**Exercise**:
If a line of the records holds the word "otot", copy it out.

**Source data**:
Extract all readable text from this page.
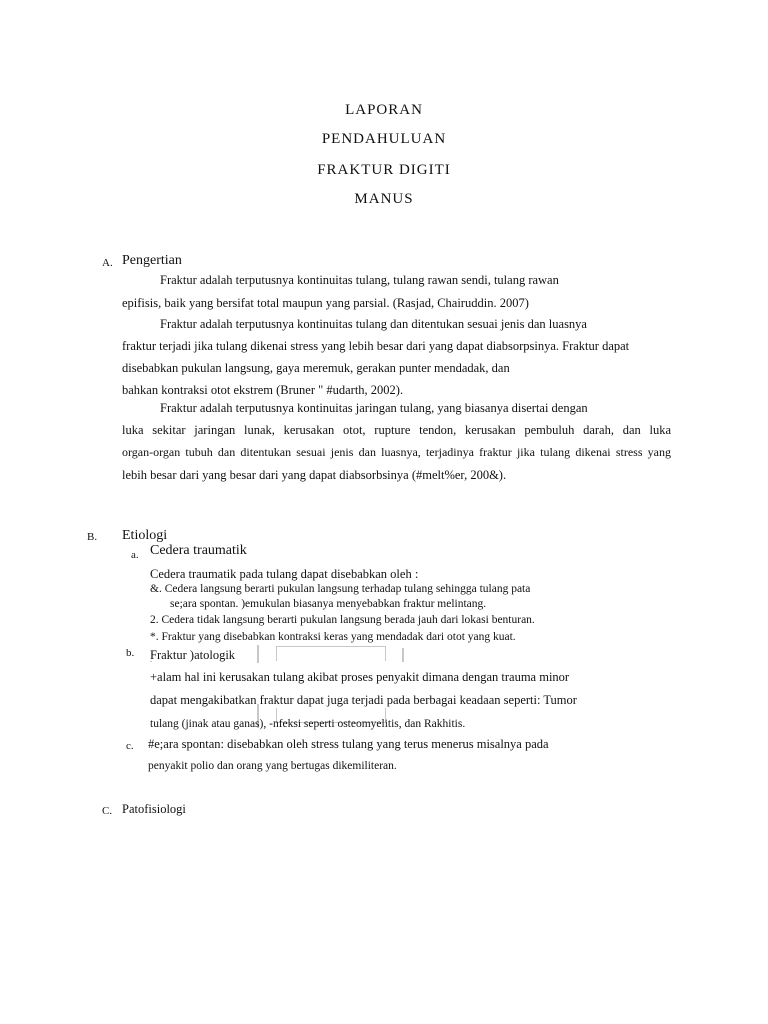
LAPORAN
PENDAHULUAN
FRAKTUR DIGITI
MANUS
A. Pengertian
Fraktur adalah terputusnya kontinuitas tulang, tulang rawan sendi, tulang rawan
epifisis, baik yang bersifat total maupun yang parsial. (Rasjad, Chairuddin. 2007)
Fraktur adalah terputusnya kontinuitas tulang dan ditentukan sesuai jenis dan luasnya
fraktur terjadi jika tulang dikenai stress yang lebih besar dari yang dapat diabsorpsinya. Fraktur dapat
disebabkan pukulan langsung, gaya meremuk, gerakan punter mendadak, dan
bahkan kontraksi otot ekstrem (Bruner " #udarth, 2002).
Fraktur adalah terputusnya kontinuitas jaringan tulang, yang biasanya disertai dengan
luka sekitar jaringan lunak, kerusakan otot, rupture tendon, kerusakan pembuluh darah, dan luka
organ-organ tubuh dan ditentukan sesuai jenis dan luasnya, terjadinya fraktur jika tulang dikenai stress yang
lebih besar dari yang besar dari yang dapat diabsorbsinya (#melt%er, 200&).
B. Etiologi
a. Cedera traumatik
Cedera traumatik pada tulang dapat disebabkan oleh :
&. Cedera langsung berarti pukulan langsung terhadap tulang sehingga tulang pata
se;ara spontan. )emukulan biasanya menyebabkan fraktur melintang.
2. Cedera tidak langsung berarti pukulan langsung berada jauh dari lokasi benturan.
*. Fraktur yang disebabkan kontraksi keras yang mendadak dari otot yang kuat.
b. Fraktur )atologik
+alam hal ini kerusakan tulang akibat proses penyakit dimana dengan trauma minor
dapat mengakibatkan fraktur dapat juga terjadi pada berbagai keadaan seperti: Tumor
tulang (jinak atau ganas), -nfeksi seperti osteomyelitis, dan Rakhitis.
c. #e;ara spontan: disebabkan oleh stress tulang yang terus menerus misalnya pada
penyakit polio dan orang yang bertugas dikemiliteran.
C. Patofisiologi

...

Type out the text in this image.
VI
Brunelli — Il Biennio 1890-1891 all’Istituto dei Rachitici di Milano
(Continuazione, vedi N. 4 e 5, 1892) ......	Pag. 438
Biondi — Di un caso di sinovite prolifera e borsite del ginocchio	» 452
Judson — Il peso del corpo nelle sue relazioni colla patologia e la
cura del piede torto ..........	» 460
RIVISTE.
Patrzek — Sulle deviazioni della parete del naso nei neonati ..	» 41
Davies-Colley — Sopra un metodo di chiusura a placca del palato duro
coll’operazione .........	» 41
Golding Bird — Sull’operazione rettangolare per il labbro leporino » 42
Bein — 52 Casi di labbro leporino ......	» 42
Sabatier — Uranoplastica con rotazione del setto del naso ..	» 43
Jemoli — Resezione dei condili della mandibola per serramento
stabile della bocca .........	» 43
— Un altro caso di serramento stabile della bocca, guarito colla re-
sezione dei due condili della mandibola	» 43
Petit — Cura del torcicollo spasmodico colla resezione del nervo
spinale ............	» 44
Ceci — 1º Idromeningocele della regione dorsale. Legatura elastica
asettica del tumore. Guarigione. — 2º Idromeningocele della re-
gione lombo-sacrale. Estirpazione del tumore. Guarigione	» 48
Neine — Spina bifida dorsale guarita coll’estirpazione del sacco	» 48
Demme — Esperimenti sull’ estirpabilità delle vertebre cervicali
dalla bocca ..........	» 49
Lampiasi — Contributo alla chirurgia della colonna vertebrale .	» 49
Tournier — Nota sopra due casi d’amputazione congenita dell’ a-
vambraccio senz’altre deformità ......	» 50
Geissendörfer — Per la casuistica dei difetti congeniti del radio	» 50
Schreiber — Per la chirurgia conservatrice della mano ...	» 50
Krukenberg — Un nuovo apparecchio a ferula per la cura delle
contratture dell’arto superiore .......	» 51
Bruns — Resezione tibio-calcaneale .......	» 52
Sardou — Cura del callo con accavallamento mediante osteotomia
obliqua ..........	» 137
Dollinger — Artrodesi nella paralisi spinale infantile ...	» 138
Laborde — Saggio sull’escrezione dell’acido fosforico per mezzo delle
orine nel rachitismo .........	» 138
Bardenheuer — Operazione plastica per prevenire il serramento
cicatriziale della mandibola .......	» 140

---

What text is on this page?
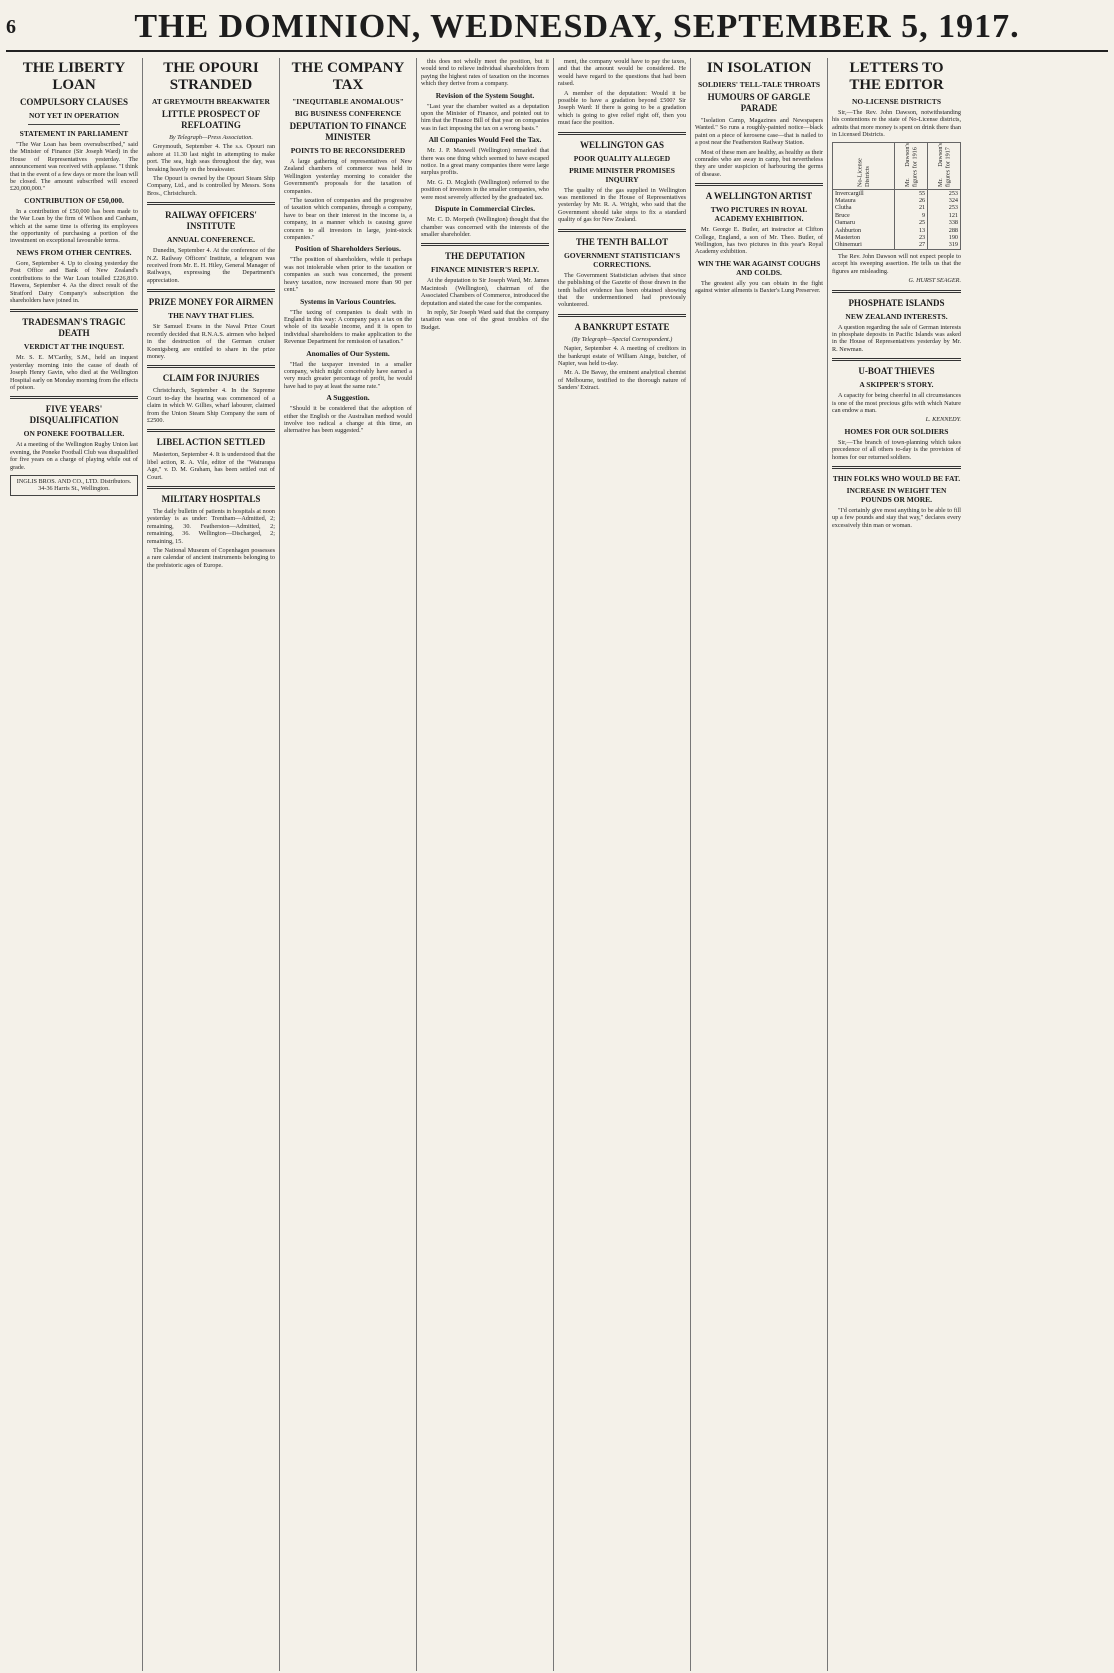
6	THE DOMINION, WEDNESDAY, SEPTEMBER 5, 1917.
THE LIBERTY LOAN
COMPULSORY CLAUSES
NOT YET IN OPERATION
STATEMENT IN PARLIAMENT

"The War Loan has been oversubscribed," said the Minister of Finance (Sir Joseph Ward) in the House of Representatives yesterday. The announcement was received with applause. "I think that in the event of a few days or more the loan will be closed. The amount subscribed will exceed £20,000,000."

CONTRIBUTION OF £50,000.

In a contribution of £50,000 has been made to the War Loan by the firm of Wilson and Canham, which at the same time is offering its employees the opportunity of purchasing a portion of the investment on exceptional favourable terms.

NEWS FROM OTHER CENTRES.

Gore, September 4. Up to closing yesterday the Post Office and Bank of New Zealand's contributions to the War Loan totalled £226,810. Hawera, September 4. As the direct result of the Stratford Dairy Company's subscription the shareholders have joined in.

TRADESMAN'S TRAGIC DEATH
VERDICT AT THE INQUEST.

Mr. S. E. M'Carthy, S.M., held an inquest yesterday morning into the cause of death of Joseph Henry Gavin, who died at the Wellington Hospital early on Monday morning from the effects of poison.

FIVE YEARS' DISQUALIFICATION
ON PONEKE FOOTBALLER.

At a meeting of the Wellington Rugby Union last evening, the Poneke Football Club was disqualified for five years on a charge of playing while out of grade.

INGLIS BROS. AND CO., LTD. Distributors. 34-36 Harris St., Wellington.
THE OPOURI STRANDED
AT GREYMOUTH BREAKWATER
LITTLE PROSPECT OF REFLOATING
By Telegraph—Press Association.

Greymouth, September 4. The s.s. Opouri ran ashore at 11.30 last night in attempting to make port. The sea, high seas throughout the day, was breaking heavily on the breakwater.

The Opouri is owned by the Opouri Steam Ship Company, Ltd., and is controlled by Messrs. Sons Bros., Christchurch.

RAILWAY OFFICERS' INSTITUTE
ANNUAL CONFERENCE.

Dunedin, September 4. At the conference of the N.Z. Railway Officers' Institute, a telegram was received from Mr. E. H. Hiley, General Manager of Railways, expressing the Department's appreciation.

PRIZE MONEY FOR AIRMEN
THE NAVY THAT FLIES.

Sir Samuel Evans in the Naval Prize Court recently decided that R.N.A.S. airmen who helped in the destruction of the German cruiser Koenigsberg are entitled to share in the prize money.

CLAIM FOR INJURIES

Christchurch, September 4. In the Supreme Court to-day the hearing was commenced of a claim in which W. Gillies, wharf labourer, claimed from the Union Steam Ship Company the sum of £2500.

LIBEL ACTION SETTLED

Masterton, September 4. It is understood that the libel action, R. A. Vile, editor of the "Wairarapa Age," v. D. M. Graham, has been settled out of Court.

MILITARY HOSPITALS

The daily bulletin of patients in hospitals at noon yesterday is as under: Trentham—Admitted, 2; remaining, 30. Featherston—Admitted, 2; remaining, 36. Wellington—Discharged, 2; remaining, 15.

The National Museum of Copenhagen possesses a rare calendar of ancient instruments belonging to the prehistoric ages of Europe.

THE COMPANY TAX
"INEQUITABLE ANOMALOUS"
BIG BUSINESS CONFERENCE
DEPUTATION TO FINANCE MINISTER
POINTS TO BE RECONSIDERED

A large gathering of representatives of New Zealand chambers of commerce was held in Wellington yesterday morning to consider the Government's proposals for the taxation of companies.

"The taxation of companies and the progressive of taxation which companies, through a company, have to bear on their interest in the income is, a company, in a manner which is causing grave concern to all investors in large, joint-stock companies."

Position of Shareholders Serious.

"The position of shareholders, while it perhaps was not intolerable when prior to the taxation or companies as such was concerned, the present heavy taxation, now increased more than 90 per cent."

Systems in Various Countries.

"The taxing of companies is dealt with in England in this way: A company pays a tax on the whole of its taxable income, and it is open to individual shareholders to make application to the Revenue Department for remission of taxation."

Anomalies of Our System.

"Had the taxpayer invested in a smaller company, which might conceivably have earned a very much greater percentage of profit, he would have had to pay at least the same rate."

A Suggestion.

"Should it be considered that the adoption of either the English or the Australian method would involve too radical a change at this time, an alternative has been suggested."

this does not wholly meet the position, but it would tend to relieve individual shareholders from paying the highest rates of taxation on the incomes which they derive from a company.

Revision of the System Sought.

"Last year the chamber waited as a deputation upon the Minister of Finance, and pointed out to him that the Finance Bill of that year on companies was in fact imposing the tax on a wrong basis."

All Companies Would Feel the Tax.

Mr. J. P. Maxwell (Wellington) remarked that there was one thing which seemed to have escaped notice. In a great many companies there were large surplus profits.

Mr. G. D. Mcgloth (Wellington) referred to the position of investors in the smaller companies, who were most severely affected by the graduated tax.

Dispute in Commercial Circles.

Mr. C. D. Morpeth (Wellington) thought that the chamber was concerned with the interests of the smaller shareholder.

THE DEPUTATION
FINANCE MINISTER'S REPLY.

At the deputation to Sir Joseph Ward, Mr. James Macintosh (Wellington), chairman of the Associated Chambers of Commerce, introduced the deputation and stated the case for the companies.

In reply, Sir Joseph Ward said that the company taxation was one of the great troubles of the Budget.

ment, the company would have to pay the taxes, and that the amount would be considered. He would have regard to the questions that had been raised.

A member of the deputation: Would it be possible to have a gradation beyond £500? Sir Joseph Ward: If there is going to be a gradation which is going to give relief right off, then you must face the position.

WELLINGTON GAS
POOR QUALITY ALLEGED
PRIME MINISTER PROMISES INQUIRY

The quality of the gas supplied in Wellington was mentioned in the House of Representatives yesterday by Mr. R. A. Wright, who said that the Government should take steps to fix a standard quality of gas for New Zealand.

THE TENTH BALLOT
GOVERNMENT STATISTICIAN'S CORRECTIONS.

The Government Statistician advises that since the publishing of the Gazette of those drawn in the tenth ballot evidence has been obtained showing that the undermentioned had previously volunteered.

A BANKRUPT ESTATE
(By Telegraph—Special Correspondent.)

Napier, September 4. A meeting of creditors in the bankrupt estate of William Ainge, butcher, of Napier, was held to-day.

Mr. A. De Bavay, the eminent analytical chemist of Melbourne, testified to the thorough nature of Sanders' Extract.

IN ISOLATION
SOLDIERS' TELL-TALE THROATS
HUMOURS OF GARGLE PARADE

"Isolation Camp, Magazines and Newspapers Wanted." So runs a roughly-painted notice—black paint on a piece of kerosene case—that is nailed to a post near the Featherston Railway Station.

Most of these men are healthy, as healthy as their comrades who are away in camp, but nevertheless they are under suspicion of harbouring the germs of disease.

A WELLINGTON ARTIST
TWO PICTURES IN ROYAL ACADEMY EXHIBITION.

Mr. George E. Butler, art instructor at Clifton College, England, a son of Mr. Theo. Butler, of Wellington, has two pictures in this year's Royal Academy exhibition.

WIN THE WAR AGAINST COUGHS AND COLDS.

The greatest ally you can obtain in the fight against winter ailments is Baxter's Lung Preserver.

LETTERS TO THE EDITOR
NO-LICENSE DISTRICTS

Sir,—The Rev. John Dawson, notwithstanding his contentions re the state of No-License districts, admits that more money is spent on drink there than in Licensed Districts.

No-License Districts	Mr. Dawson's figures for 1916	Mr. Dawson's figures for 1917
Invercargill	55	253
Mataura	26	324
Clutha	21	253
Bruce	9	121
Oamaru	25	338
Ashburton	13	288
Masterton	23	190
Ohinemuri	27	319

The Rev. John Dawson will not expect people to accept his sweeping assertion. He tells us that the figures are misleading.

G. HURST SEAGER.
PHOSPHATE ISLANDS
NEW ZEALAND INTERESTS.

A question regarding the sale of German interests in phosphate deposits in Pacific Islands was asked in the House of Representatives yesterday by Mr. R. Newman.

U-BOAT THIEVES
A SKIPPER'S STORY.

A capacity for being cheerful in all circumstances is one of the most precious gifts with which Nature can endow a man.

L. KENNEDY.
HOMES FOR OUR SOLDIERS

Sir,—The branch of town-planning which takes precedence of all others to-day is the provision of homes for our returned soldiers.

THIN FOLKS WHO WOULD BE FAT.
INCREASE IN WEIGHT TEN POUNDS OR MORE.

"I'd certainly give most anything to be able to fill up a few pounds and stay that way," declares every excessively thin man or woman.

**Worked solution**:
bahkan kontraksi otot ekstrem (Bruner " #udarth, 2002).
luka sekitar jaringan lunak, kerusakan otot, rupture tendon, kerusakan pembuluh darah, dan luka
*. Fraktur yang disebabkan kontraksi keras yang mendadak dari otot yang kuat.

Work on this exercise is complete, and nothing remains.